> _RECORDS TO PROCESS_:
---*---

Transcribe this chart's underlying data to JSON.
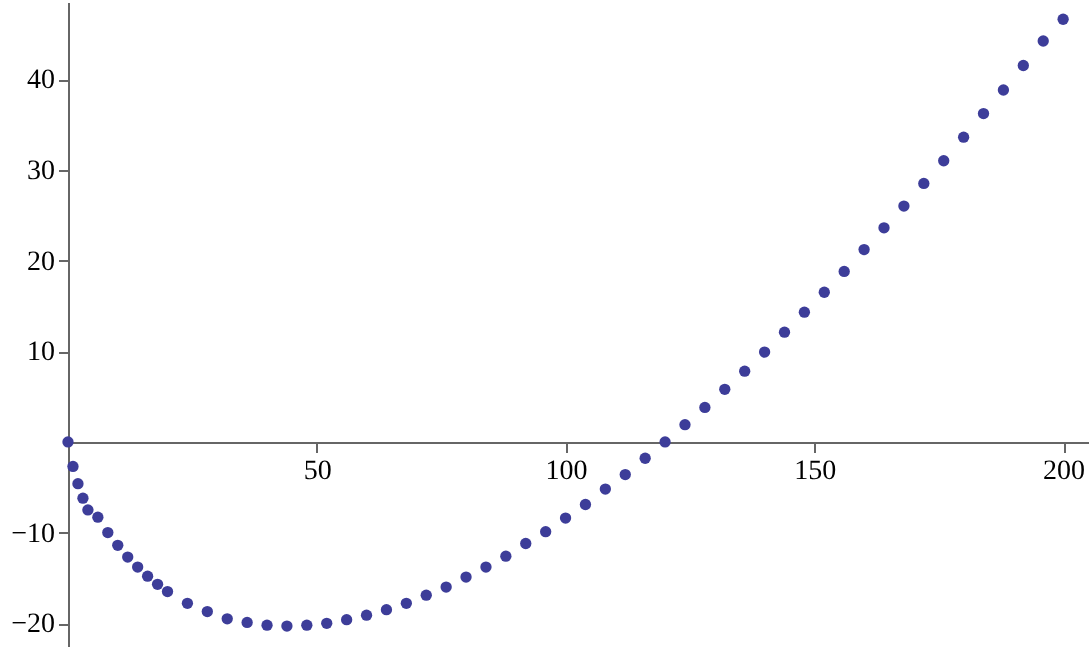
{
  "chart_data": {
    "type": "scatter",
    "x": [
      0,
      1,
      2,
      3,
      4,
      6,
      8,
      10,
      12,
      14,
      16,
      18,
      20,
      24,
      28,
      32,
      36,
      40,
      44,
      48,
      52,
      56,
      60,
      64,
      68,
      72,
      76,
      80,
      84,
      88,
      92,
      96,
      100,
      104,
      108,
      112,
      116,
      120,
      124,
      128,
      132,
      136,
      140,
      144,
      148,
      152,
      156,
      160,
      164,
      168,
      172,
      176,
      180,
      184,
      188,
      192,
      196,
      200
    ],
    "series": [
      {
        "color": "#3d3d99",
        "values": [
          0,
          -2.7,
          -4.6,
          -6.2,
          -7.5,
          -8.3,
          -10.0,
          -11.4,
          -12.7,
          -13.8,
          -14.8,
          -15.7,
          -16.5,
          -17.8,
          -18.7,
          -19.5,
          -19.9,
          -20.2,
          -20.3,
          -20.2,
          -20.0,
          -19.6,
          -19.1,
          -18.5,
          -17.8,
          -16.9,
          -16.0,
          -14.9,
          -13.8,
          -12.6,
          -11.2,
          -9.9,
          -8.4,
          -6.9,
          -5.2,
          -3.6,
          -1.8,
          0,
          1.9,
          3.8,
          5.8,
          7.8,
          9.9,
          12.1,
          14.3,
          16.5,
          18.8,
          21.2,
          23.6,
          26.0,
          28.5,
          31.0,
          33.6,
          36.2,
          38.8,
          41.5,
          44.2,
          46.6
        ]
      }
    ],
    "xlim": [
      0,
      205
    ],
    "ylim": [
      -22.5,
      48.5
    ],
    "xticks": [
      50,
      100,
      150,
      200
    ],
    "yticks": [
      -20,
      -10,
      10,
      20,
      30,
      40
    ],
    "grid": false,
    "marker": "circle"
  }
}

---*---

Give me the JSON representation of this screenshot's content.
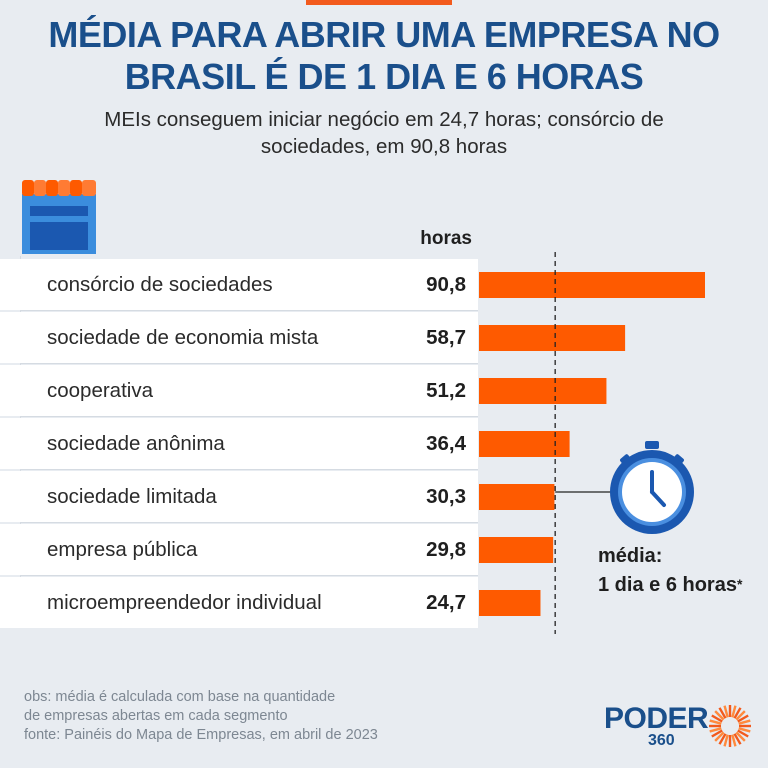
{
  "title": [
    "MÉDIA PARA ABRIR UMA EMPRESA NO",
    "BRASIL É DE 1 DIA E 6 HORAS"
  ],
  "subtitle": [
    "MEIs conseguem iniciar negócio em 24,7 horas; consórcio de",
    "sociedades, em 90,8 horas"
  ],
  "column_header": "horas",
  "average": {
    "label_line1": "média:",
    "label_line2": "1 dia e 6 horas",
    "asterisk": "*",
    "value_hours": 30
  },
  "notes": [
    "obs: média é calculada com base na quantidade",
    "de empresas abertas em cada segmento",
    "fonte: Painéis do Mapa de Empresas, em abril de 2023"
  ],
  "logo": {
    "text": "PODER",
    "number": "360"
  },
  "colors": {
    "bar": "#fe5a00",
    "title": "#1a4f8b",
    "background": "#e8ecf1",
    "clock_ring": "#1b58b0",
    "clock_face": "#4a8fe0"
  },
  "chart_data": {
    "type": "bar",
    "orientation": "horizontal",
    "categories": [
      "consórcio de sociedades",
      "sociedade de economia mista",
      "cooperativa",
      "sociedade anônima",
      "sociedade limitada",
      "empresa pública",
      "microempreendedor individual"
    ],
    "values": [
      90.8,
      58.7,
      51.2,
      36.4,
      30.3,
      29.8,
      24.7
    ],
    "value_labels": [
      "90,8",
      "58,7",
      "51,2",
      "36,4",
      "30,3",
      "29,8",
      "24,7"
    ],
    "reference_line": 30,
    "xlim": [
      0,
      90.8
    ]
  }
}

---*---

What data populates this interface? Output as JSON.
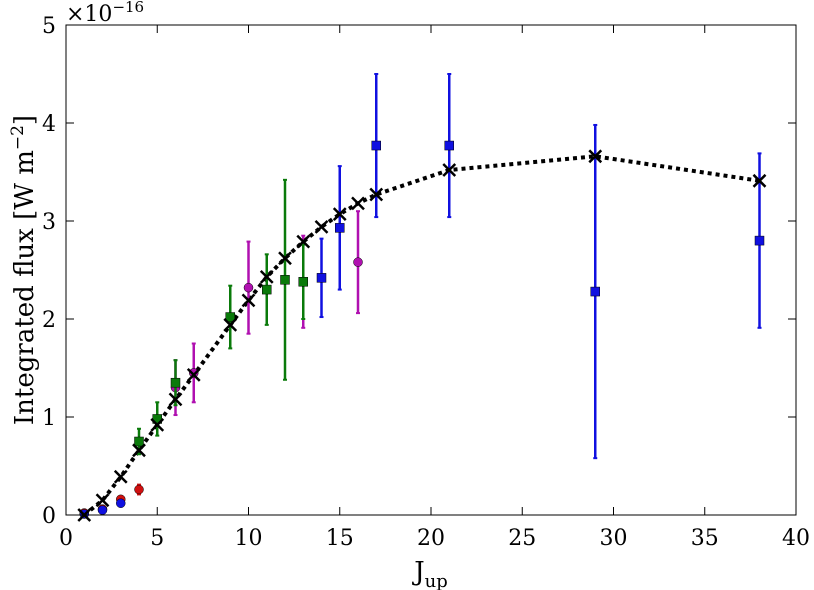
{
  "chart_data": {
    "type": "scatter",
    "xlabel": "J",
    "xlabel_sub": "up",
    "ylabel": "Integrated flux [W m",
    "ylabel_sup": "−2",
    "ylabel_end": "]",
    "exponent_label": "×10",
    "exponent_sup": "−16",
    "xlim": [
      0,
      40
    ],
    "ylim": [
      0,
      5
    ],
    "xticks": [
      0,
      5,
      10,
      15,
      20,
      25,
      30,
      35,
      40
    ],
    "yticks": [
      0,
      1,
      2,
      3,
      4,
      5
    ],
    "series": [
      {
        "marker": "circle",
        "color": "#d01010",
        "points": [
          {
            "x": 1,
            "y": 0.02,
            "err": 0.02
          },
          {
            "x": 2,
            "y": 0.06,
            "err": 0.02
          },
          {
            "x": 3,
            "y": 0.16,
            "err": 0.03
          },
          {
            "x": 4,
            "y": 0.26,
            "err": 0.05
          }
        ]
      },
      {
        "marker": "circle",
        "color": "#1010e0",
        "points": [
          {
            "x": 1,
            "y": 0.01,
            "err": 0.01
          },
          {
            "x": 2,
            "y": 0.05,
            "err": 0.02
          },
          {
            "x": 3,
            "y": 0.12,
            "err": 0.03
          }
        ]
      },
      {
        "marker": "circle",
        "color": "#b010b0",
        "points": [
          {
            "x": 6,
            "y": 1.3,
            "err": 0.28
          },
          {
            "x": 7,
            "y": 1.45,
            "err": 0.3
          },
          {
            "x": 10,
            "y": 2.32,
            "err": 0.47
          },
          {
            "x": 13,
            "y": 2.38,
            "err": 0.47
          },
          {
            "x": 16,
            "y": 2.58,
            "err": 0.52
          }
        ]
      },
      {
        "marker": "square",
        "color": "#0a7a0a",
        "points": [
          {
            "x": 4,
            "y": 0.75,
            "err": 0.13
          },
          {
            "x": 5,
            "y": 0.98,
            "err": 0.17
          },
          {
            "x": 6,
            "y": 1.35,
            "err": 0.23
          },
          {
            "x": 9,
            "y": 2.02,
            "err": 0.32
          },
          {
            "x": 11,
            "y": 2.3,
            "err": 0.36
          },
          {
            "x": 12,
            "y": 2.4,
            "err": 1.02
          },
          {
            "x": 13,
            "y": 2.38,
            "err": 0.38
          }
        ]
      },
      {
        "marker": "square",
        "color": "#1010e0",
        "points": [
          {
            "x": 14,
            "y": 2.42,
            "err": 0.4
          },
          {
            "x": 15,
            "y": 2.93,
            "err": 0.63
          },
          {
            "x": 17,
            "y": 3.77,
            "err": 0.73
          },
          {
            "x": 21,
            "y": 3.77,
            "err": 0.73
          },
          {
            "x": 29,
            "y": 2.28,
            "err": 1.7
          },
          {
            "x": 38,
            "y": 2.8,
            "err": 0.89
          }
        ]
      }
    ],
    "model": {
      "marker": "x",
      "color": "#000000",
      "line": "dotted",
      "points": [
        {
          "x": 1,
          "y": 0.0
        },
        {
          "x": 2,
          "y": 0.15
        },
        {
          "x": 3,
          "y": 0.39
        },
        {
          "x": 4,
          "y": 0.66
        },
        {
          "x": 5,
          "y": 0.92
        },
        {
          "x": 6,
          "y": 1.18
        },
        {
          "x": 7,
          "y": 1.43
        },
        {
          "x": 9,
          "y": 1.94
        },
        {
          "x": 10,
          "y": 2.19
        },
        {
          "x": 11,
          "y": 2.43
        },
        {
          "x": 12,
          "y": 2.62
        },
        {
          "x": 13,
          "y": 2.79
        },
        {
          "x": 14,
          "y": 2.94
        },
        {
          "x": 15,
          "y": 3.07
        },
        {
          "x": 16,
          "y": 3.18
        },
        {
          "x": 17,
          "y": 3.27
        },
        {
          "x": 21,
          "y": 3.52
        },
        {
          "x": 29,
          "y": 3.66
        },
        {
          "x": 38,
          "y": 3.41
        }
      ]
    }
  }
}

---*---

> _WHAT IS EXPECTED_: Look through the lines above and collect those with the word "this".

> _RESPONSE_:
Transcribe this chart's underlying data to JSON.
Give me the JSON representation of this screenshot's content.
What data populates this interface? Output as JSON.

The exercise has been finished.